EXERCISE INPUTS
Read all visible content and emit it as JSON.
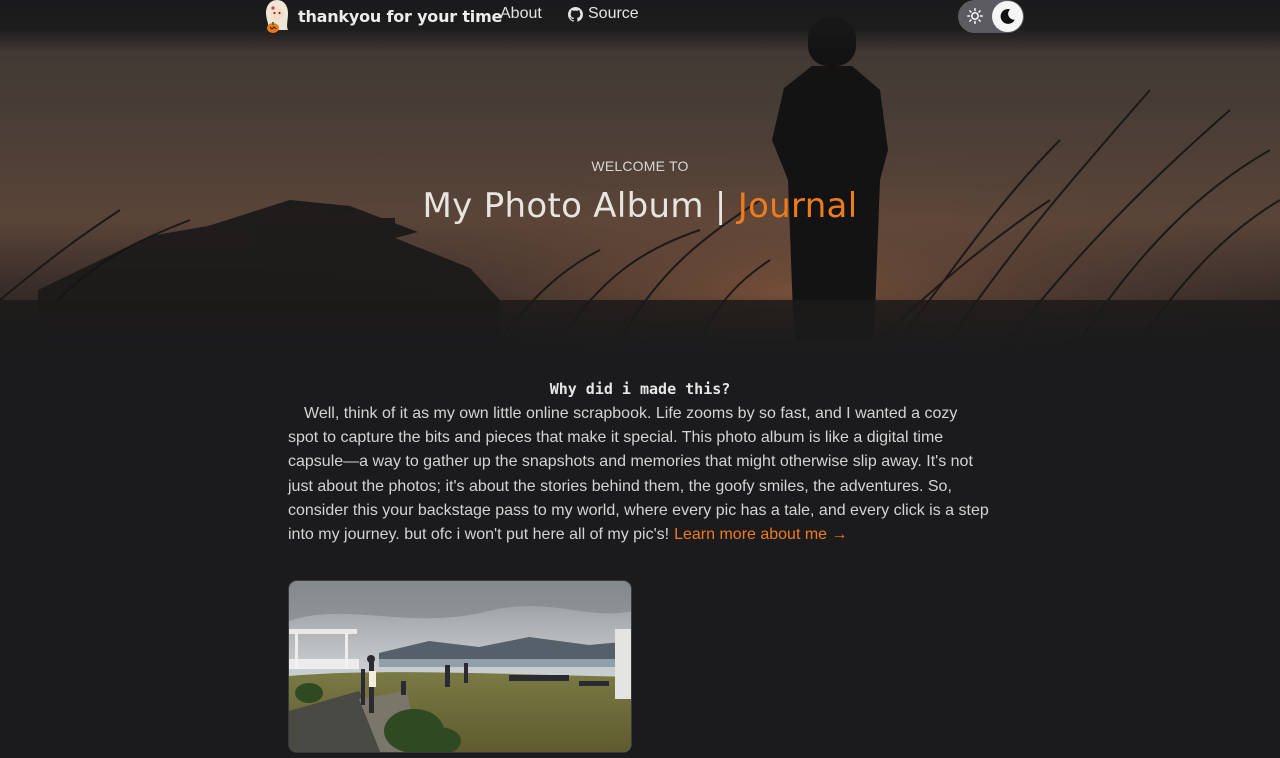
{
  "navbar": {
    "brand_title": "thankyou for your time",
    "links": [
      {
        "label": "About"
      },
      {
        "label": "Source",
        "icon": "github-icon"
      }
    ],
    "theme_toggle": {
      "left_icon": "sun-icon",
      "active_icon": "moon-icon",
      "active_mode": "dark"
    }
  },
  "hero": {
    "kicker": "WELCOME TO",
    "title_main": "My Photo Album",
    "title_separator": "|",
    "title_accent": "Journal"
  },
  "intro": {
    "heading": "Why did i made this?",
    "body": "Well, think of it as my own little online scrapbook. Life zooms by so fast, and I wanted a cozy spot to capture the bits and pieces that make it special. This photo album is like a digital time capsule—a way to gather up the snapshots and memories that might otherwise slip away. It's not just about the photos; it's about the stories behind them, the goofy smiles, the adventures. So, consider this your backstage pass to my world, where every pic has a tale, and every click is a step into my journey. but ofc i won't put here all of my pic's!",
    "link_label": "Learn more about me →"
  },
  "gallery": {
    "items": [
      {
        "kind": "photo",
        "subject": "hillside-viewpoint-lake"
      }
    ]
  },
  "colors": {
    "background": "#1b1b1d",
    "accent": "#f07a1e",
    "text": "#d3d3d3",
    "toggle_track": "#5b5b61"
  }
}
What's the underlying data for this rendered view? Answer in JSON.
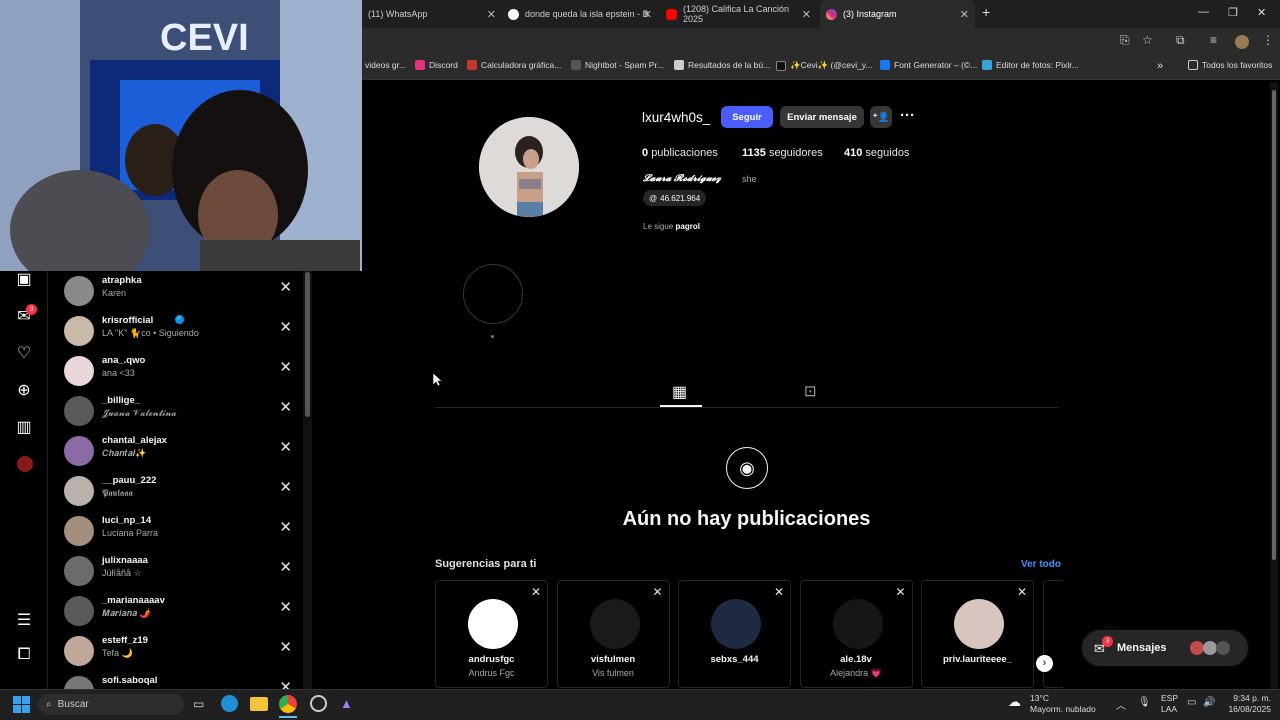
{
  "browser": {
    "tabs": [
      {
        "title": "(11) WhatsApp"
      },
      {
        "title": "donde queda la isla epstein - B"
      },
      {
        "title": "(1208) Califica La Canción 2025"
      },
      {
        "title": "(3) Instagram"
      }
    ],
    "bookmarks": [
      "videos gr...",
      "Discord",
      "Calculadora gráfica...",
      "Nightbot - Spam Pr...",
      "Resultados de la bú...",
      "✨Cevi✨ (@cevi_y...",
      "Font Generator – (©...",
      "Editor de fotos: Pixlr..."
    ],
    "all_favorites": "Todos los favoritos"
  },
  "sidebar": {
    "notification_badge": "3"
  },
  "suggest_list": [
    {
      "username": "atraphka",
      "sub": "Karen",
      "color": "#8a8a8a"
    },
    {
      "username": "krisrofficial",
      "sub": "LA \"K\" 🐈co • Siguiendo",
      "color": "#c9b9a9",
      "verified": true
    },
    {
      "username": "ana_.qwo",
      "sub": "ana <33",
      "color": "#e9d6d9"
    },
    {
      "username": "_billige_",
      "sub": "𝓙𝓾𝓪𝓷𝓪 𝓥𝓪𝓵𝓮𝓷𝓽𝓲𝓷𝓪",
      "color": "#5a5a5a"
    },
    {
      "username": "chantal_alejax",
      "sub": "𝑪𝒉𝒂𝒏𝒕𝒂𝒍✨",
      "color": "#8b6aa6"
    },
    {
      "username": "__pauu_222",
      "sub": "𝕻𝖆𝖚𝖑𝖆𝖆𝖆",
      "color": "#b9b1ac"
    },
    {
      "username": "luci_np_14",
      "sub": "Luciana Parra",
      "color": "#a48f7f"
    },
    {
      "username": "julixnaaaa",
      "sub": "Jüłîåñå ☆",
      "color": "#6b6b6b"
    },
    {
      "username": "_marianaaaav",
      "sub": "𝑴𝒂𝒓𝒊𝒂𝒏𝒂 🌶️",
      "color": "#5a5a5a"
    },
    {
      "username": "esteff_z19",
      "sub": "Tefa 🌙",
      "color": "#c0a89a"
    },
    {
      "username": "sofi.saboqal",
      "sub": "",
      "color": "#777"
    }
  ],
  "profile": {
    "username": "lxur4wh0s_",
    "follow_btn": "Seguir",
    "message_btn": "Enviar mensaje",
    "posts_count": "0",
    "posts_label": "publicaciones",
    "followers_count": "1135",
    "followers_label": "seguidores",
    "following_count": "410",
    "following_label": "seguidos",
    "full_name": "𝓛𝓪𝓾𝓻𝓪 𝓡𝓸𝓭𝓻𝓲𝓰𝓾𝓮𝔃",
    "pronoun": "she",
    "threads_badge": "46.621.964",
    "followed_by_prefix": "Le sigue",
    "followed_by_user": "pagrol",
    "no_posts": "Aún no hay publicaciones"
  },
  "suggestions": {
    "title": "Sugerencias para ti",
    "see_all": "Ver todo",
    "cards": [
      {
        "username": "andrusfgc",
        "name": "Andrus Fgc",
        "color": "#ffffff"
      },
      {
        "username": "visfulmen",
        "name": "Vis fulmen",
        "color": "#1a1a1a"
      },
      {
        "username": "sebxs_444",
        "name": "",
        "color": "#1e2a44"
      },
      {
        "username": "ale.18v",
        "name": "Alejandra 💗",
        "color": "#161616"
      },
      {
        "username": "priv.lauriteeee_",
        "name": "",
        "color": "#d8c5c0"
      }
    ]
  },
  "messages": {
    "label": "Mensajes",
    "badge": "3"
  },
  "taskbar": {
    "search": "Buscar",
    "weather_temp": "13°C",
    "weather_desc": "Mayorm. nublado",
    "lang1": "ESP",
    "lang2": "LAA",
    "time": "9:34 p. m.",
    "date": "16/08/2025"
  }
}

EXERCISE DETAILS
Make a copy of each line that contains the string "JSON".

RESULT
Read all visible content and emit it as JSON.
What's the underlying data for this rendered view? Answer in JSON.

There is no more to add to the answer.